**Problem statement**
Quote all entries in full, exactly.

(Dataset items)
%%

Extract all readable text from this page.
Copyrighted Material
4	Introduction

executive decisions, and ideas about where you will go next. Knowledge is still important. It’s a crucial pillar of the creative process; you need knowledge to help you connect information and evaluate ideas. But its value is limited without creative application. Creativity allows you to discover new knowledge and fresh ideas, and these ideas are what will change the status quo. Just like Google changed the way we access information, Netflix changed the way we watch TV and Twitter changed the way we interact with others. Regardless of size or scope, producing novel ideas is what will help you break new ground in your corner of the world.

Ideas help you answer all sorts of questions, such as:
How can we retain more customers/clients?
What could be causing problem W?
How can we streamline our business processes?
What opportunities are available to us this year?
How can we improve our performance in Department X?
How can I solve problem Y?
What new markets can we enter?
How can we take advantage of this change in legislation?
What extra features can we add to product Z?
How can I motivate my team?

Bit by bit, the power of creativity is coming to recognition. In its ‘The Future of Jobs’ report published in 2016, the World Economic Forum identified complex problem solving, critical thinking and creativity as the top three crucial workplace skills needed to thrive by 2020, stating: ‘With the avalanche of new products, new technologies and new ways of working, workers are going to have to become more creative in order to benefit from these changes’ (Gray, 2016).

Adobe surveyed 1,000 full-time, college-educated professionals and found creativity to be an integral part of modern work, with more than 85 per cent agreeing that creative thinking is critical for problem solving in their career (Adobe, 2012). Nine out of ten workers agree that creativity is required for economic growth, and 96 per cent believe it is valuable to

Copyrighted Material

%%

**Result for this task**
Extract all readable text from this page.
Copyrighted Material
4	Introduction

executive decisions, and ideas about where you will go next. Knowledge is still important. It’s a crucial pillar of the creative process; you need knowledge to help you connect information and evaluate ideas. But its value is limited without creative application. Creativity allows you to discover new knowledge and fresh ideas, and these ideas are what will change the status quo. Just like Google changed the way we access information, Netflix changed the way we watch TV and Twitter changed the way we interact with others. Regardless of size or scope, producing novel ideas is what will help you break new ground in your corner of the world.

Ideas help you answer all sorts of questions, such as:
How can we retain more customers/clients?
What could be causing problem W?
How can we streamline our business processes?
What opportunities are available to us this year?
How can we improve our performance in Department X?
How can I solve problem Y?
What new markets can we enter?
How can we take advantage of this change in legislation?
What extra features can we add to product Z?
How can I motivate my team?

Bit by bit, the power of creativity is coming to recognition. In its ‘The Future of Jobs’ report published in 2016, the World Economic Forum identified complex problem solving, critical thinking and creativity as the top three crucial workplace skills needed to thrive by 2020, stating: ‘With the avalanche of new products, new technologies and new ways of working, workers are going to have to become more creative in order to benefit from these changes’ (Gray, 2016).

Adobe surveyed 1,000 full-time, college-educated professionals and found creativity to be an integral part of modern work, with more than 85 per cent agreeing that creative thinking is critical for problem solving in their career (Adobe, 2012). Nine out of ten workers agree that creativity is required for economic growth, and 96 per cent believe it is valuable to

Copyrighted Material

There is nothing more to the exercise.